◆ Task instructions
Every line below is to be copied exactly, with the pictures left out.

◆ Data provided
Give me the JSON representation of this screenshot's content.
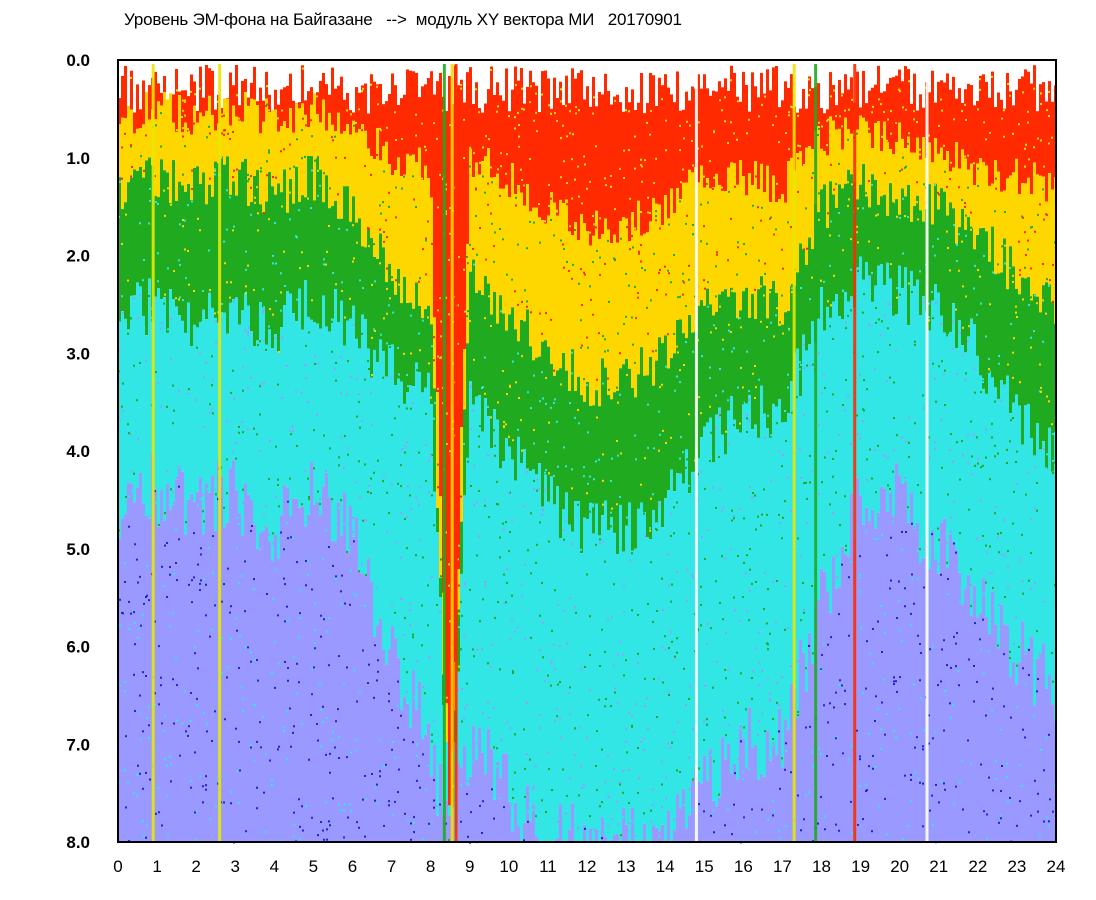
{
  "chart_data": {
    "type": "heatmap",
    "title": "Уровень ЭМ-фона на Байгазане   -->  модуль XY вектора МИ   20170901",
    "xlabel": "",
    "ylabel": "",
    "xlim": [
      0,
      24
    ],
    "ylim": [
      8.0,
      0.0
    ],
    "y_axis_inverted": true,
    "x_ticks": [
      "0",
      "1",
      "2",
      "3",
      "4",
      "5",
      "6",
      "7",
      "8",
      "9",
      "10",
      "11",
      "12",
      "13",
      "14",
      "15",
      "16",
      "17",
      "18",
      "19",
      "20",
      "21",
      "22",
      "23",
      "24"
    ],
    "y_ticks": [
      "0.0",
      "1.0",
      "2.0",
      "3.0",
      "4.0",
      "5.0",
      "6.0",
      "7.0",
      "8.0"
    ],
    "grid": false,
    "color_scale": [
      "#ff2a00",
      "#ffd700",
      "#e8e800",
      "#1faa1f",
      "#33e6e6",
      "#9999ff",
      "#2222dd"
    ],
    "color_scale_meaning": [
      "very high",
      "high",
      "high",
      "medium",
      "low",
      "low",
      "very low"
    ],
    "band_boundaries": {
      "hours": [
        0,
        1,
        2,
        3,
        4,
        5,
        6,
        7,
        8,
        8.5,
        9,
        10,
        11,
        12,
        13,
        14,
        15,
        16,
        17,
        18,
        19,
        20,
        21,
        22,
        23,
        24
      ],
      "red_to_yellow": [
        0.6,
        0.5,
        0.6,
        0.5,
        0.6,
        0.5,
        0.6,
        1.0,
        1.1,
        8.0,
        1.0,
        1.2,
        1.5,
        1.7,
        1.7,
        1.5,
        1.2,
        1.2,
        1.3,
        0.8,
        0.7,
        0.8,
        0.9,
        1.1,
        1.2,
        1.3
      ],
      "yellow_to_green": [
        1.3,
        1.2,
        1.3,
        1.2,
        1.4,
        1.2,
        1.5,
        2.2,
        2.5,
        8.0,
        2.2,
        2.6,
        3.0,
        3.3,
        3.3,
        3.0,
        2.6,
        2.4,
        2.5,
        1.5,
        1.3,
        1.4,
        1.5,
        1.8,
        2.2,
        2.5
      ],
      "green_to_cyan": [
        2.6,
        2.5,
        2.7,
        2.5,
        2.8,
        2.4,
        2.8,
        3.2,
        3.5,
        8.0,
        3.5,
        4.0,
        4.5,
        4.8,
        4.8,
        4.5,
        4.0,
        3.6,
        3.6,
        2.6,
        2.2,
        2.4,
        2.5,
        3.0,
        3.6,
        4.0
      ],
      "cyan_to_blue": [
        4.5,
        4.4,
        4.6,
        4.4,
        4.8,
        4.4,
        4.9,
        6.0,
        7.0,
        8.0,
        7.0,
        7.5,
        8.0,
        8.0,
        8.0,
        8.0,
        7.5,
        7.0,
        7.0,
        5.5,
        4.5,
        4.5,
        5.0,
        5.5,
        6.0,
        6.5
      ]
    },
    "vertical_streaks": [
      {
        "hour": 0.9,
        "color": "#e8e800"
      },
      {
        "hour": 2.6,
        "color": "#e8e800"
      },
      {
        "hour": 8.35,
        "color": "#1faa1f"
      },
      {
        "hour": 8.55,
        "color": "#ffd700"
      },
      {
        "hour": 8.65,
        "color": "#ff2a00"
      },
      {
        "hour": 14.8,
        "color": "#ffffff"
      },
      {
        "hour": 17.3,
        "color": "#e8e800"
      },
      {
        "hour": 17.85,
        "color": "#1faa1f"
      },
      {
        "hour": 18.85,
        "color": "#ff2a00"
      },
      {
        "hour": 20.7,
        "color": "#ffffff"
      }
    ]
  }
}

◆ Answer in full
Give me the JSON representation of this screenshot's content.
{
  "chart_data": {
    "type": "heatmap",
    "title": "Уровень ЭМ-фона на Байгазане   -->  модуль XY вектора МИ   20170901",
    "xlabel": "",
    "ylabel": "",
    "xlim": [
      0,
      24
    ],
    "ylim": [
      8.0,
      0.0
    ],
    "y_axis_inverted": true,
    "x_ticks": [
      "0",
      "1",
      "2",
      "3",
      "4",
      "5",
      "6",
      "7",
      "8",
      "9",
      "10",
      "11",
      "12",
      "13",
      "14",
      "15",
      "16",
      "17",
      "18",
      "19",
      "20",
      "21",
      "22",
      "23",
      "24"
    ],
    "y_ticks": [
      "0.0",
      "1.0",
      "2.0",
      "3.0",
      "4.0",
      "5.0",
      "6.0",
      "7.0",
      "8.0"
    ],
    "grid": false,
    "color_scale": [
      "#ff2a00",
      "#ffd700",
      "#e8e800",
      "#1faa1f",
      "#33e6e6",
      "#9999ff",
      "#2222dd"
    ],
    "color_scale_meaning": [
      "very high",
      "high",
      "high",
      "medium",
      "low",
      "low",
      "very low"
    ],
    "band_boundaries": {
      "hours": [
        0,
        1,
        2,
        3,
        4,
        5,
        6,
        7,
        8,
        8.5,
        9,
        10,
        11,
        12,
        13,
        14,
        15,
        16,
        17,
        18,
        19,
        20,
        21,
        22,
        23,
        24
      ],
      "red_to_yellow": [
        0.6,
        0.5,
        0.6,
        0.5,
        0.6,
        0.5,
        0.6,
        1.0,
        1.1,
        8.0,
        1.0,
        1.2,
        1.5,
        1.7,
        1.7,
        1.5,
        1.2,
        1.2,
        1.3,
        0.8,
        0.7,
        0.8,
        0.9,
        1.1,
        1.2,
        1.3
      ],
      "yellow_to_green": [
        1.3,
        1.2,
        1.3,
        1.2,
        1.4,
        1.2,
        1.5,
        2.2,
        2.5,
        8.0,
        2.2,
        2.6,
        3.0,
        3.3,
        3.3,
        3.0,
        2.6,
        2.4,
        2.5,
        1.5,
        1.3,
        1.4,
        1.5,
        1.8,
        2.2,
        2.5
      ],
      "green_to_cyan": [
        2.6,
        2.5,
        2.7,
        2.5,
        2.8,
        2.4,
        2.8,
        3.2,
        3.5,
        8.0,
        3.5,
        4.0,
        4.5,
        4.8,
        4.8,
        4.5,
        4.0,
        3.6,
        3.6,
        2.6,
        2.2,
        2.4,
        2.5,
        3.0,
        3.6,
        4.0
      ],
      "cyan_to_blue": [
        4.5,
        4.4,
        4.6,
        4.4,
        4.8,
        4.4,
        4.9,
        6.0,
        7.0,
        8.0,
        7.0,
        7.5,
        8.0,
        8.0,
        8.0,
        8.0,
        7.5,
        7.0,
        7.0,
        5.5,
        4.5,
        4.5,
        5.0,
        5.5,
        6.0,
        6.5
      ]
    },
    "vertical_streaks": [
      {
        "hour": 0.9,
        "color": "#e8e800"
      },
      {
        "hour": 2.6,
        "color": "#e8e800"
      },
      {
        "hour": 8.35,
        "color": "#1faa1f"
      },
      {
        "hour": 8.55,
        "color": "#ffd700"
      },
      {
        "hour": 8.65,
        "color": "#ff2a00"
      },
      {
        "hour": 14.8,
        "color": "#ffffff"
      },
      {
        "hour": 17.3,
        "color": "#e8e800"
      },
      {
        "hour": 17.85,
        "color": "#1faa1f"
      },
      {
        "hour": 18.85,
        "color": "#ff2a00"
      },
      {
        "hour": 20.7,
        "color": "#ffffff"
      }
    ]
  }
}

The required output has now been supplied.